WHAT TO PRODUCE: Search the material below for the word "player" and copy every line in which it occurs.

GIVEN ENTRIES:
>>>

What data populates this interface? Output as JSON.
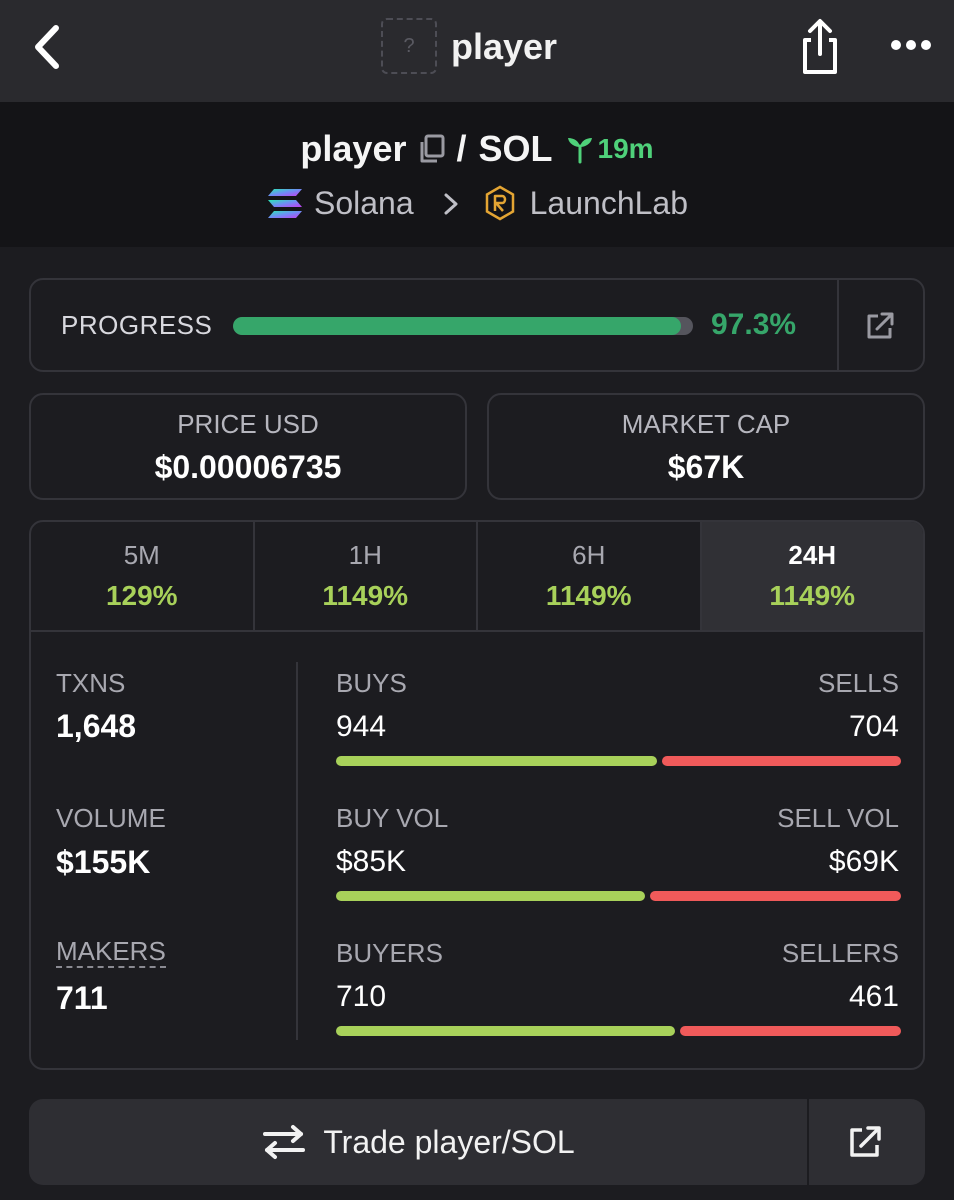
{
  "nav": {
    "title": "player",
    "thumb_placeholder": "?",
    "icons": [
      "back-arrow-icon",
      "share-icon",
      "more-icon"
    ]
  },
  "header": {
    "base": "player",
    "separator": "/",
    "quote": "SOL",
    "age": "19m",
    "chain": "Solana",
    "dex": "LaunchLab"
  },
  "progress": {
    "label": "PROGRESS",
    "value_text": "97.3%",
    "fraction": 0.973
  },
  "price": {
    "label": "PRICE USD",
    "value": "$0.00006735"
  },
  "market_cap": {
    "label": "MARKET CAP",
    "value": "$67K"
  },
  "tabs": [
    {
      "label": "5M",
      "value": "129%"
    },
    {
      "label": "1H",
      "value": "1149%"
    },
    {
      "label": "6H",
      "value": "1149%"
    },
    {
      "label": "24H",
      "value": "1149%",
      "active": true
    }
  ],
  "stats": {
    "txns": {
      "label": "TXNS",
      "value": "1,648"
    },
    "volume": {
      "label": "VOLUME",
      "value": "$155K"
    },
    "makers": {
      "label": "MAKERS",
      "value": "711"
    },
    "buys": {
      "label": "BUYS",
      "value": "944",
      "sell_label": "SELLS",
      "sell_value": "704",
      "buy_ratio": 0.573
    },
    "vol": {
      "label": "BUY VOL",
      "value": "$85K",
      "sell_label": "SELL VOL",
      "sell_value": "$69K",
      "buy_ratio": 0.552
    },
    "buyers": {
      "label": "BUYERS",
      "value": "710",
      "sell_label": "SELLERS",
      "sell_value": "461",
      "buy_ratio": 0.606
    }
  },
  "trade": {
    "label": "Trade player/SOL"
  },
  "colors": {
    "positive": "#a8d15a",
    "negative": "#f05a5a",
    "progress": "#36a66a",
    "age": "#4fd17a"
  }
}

<<<

EXERCISE ANSWER:
    "title": "player",
    "base": "player",
    "label": "Trade player/SOL"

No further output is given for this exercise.